● Requirement: Please transcribe the data below exactly. Leave the pictures out.

● Entries:
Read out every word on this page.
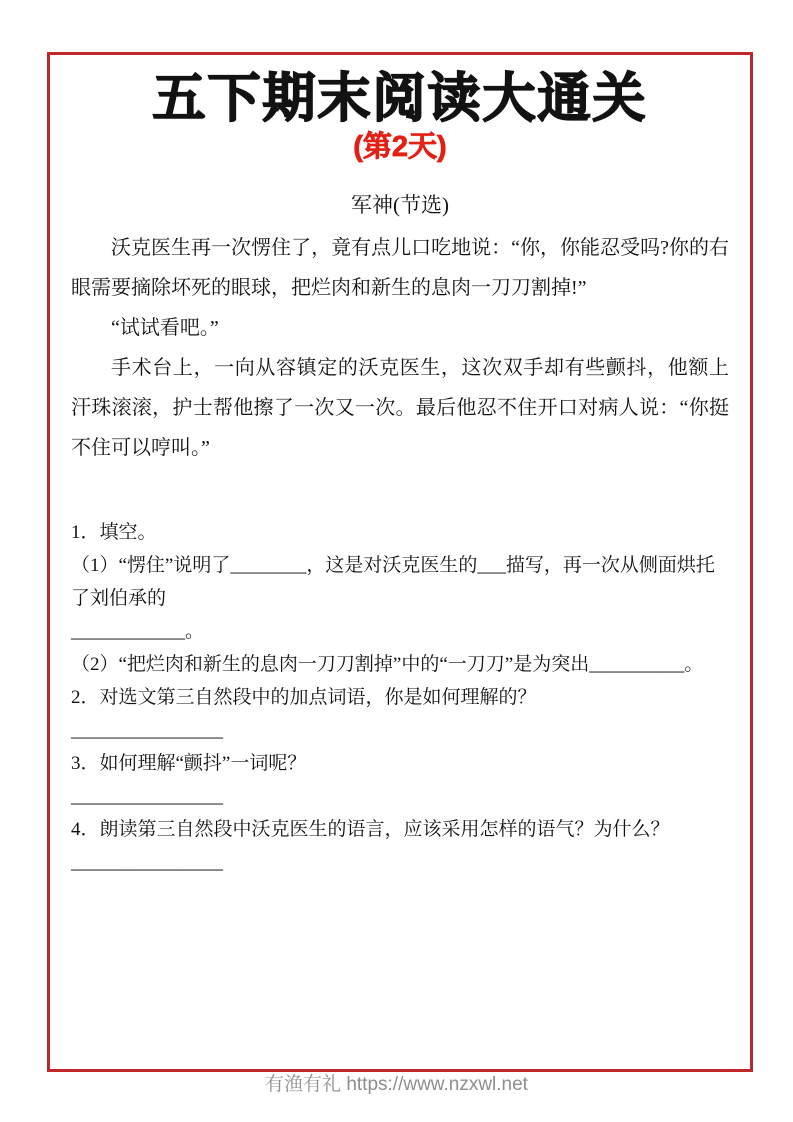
五下期末阅读大通关
(第2天)
军神(节选)

沃克医生再一次愣住了，竟有点儿口吃地说：“你，你能忍受吗?你的右眼需要摘除坏死的眼球，把烂肉和新生的息肉一刀刀割掉!”

“试试看吧。”

手术台上，一向从容镇定的沃克医生，这次双手却有些颤抖，他额上汗珠滚滚，护士帮他擦了一次又一次。最后他忍不住开口对病人说：“你挺不住可以哼叫。”

1．填空。
（1）“愣住”说明了________，这是对沃克医生的___描写，再一次从侧面烘托了刘伯承的
____________。
（2）“把烂肉和新生的息肉一刀刀割掉”中的“一刀刀”是为突出__________。
2．对选文第三自然段中的加点词语，你是如何理解的？
________________
3．如何理解“颤抖”一词呢？
________________
4．朗读第三自然段中沃克医生的语言，应该采用怎样的语气？为什么？
________________
有渔有礼 https://www.nzxwl.net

● Output for this task:
Read out every word on this page.
五下期末阅读大通关
(第2天)
军神(节选)

沃克医生再一次愣住了，竟有点儿口吃地说：“你，你能忍受吗?你的右眼需要摘除坏死的眼球，把烂肉和新生的息肉一刀刀割掉!”

“试试看吧。”

手术台上，一向从容镇定的沃克医生，这次双手却有些颤抖，他额上汗珠滚滚，护士帮他擦了一次又一次。最后他忍不住开口对病人说：“你挺不住可以哼叫。”

1．填空。
（1）“愣住”说明了________，这是对沃克医生的___描写，再一次从侧面烘托了刘伯承的
____________。
（2）“把烂肉和新生的息肉一刀刀割掉”中的“一刀刀”是为突出__________。
2．对选文第三自然段中的加点词语，你是如何理解的？
________________
3．如何理解“颤抖”一词呢？
________________
4．朗读第三自然段中沃克医生的语言，应该采用怎样的语气？为什么？
________________
有渔有礼 https://www.nzxwl.net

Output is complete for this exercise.